_TASK REQUIREMENTS:_ Locate the lines where "diagnostics" occurs and copy them as they stand.

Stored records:

•••••

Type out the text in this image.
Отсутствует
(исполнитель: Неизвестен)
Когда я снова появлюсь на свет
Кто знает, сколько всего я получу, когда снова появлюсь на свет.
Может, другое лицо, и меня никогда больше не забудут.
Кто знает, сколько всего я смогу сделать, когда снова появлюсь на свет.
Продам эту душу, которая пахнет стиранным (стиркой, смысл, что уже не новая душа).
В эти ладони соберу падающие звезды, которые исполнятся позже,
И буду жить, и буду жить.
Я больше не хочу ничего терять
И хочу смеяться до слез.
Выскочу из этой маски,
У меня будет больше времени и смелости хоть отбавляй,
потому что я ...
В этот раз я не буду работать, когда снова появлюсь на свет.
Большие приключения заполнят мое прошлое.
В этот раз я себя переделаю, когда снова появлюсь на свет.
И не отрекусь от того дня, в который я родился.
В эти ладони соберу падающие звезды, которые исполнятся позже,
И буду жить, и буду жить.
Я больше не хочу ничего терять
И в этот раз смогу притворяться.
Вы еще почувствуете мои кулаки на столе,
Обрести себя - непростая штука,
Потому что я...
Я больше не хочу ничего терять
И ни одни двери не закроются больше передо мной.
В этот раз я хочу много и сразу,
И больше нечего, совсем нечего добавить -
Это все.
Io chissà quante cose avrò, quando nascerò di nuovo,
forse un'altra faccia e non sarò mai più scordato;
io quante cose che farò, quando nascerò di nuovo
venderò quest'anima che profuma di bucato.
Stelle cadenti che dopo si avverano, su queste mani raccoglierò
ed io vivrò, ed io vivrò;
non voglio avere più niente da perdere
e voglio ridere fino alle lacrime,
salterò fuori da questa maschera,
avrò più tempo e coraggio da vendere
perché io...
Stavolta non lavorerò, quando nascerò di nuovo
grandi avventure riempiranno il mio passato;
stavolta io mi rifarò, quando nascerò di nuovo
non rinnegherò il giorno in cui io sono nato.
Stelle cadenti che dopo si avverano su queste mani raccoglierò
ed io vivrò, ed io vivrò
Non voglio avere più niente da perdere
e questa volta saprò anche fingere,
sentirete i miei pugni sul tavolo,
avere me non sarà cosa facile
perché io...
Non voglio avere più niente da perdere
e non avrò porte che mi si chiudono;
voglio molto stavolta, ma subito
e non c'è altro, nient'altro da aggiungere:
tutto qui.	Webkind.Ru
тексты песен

•••••

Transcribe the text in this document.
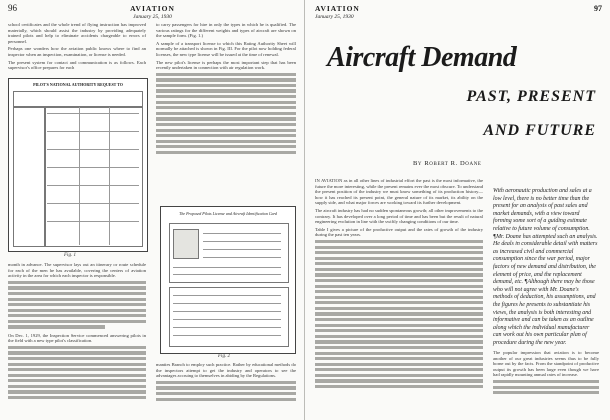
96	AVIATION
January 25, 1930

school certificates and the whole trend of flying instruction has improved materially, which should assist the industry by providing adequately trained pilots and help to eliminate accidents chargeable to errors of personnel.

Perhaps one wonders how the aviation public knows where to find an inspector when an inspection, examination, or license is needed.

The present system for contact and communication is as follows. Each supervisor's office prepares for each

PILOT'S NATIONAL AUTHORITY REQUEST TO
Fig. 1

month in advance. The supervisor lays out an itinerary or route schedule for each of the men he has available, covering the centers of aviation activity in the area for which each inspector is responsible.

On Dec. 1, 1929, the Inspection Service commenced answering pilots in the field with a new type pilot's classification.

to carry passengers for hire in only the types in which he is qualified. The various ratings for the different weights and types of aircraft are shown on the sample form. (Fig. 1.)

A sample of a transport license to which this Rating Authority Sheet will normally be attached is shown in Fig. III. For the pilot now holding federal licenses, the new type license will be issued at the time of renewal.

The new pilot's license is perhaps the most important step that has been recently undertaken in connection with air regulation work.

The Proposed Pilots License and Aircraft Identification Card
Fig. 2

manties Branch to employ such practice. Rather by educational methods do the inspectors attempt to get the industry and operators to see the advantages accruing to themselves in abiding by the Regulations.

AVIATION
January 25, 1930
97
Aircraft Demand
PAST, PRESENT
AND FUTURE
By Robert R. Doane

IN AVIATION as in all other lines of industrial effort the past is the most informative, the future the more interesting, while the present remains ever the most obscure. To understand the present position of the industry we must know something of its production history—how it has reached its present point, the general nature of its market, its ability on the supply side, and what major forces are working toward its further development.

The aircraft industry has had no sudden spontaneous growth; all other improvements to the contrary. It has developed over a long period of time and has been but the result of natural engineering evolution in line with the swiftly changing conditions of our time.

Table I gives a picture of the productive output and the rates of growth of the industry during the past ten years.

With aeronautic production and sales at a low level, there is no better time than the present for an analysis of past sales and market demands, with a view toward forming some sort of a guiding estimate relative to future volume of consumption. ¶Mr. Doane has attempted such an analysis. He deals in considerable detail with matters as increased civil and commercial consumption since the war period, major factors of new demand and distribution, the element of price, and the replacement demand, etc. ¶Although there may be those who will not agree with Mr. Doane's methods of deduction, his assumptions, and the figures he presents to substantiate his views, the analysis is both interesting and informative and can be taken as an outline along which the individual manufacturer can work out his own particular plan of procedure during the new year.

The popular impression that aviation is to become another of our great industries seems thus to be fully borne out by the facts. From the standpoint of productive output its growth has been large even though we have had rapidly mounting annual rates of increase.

•••••

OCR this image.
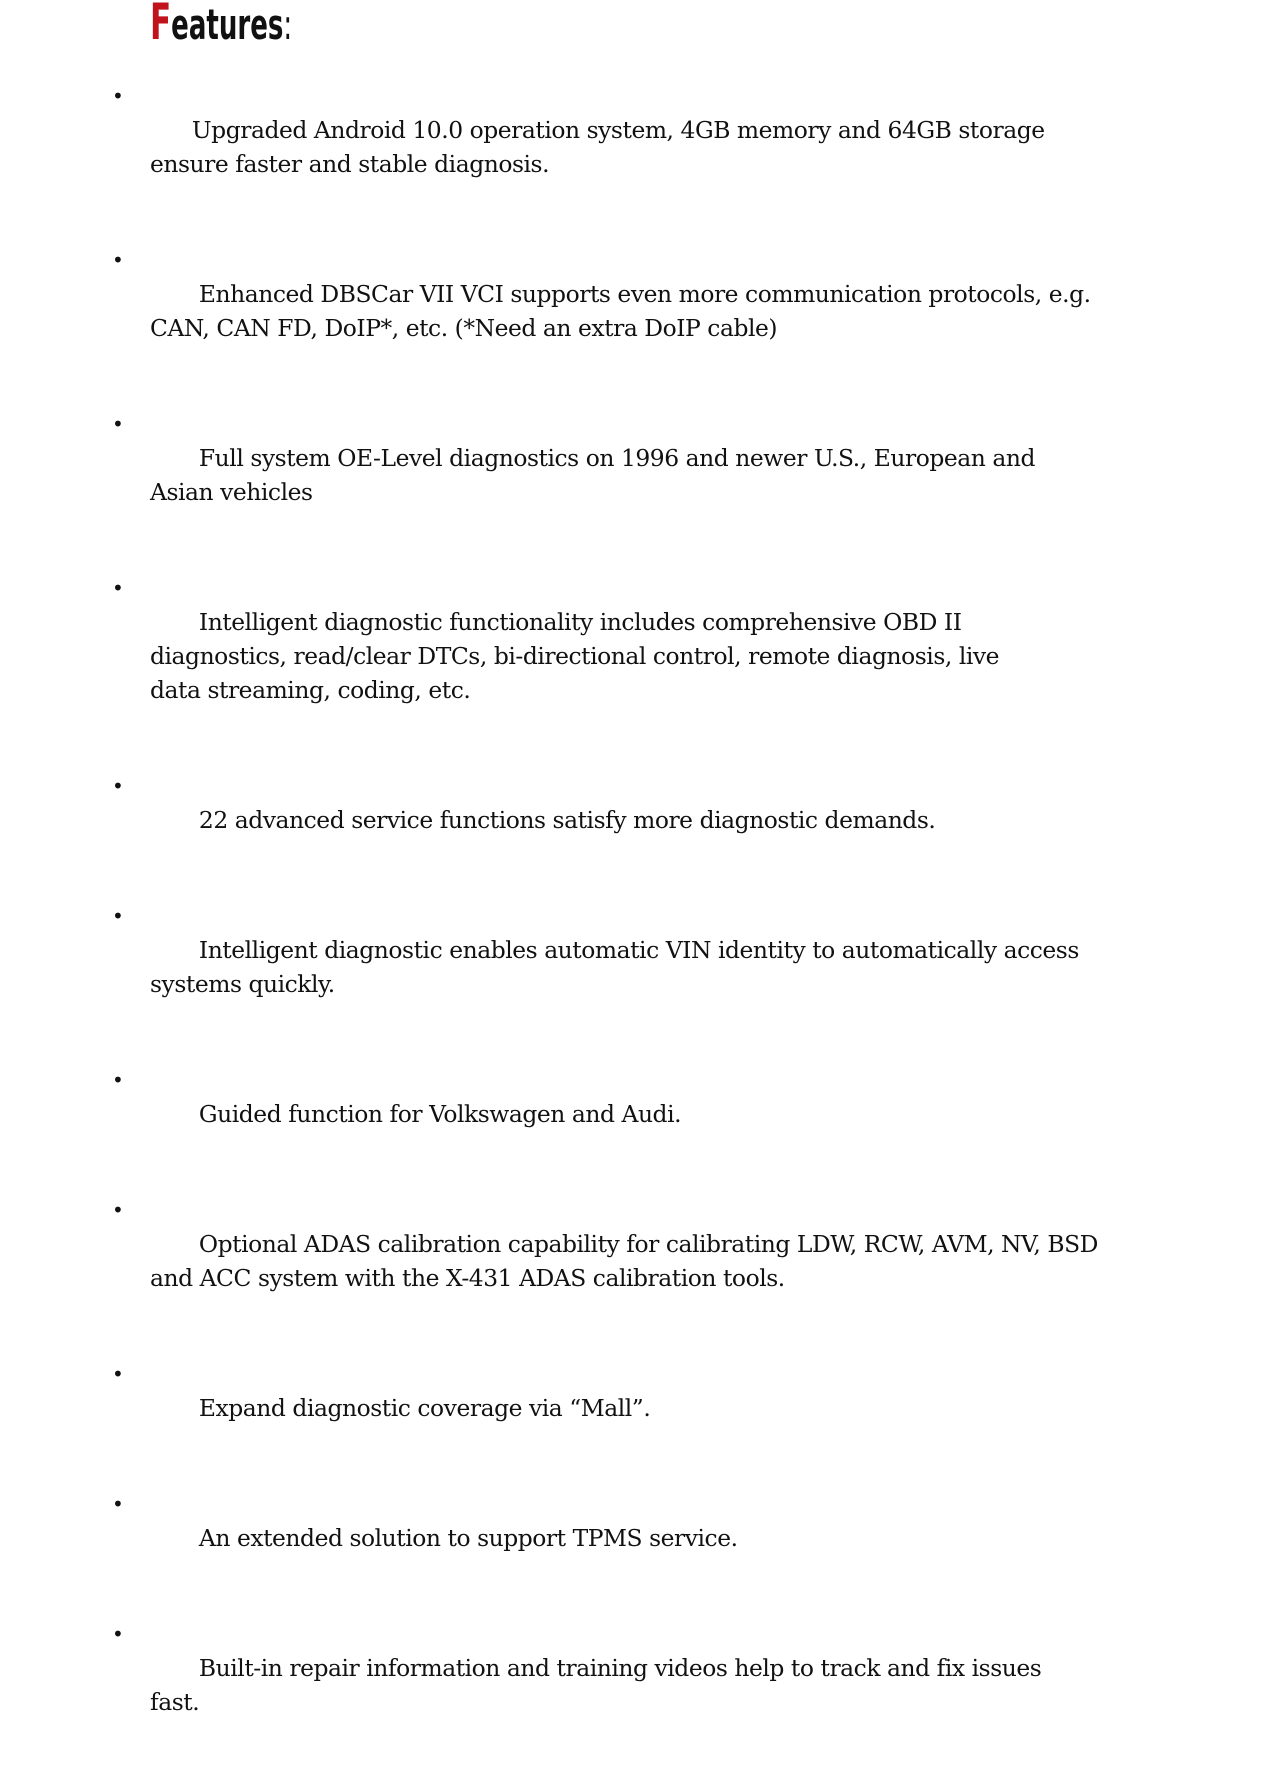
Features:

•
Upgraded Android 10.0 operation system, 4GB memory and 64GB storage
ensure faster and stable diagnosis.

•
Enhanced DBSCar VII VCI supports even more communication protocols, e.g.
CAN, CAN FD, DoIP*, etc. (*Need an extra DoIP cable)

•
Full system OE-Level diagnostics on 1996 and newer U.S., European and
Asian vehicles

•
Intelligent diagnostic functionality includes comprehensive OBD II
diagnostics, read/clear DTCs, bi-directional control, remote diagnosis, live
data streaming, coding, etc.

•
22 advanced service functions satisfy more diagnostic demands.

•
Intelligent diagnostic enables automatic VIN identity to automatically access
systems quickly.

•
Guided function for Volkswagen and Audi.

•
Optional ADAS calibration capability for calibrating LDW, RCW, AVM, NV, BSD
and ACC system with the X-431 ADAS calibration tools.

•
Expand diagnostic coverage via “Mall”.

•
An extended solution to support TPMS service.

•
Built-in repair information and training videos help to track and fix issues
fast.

•••••

_RESPONSE TO THIS EXERCISE:_
Full system OE-Level diagnostics on 1996 and newer U.S., European and
diagnostics, read/clear DTCs, bi-directional control, remote diagnosis, live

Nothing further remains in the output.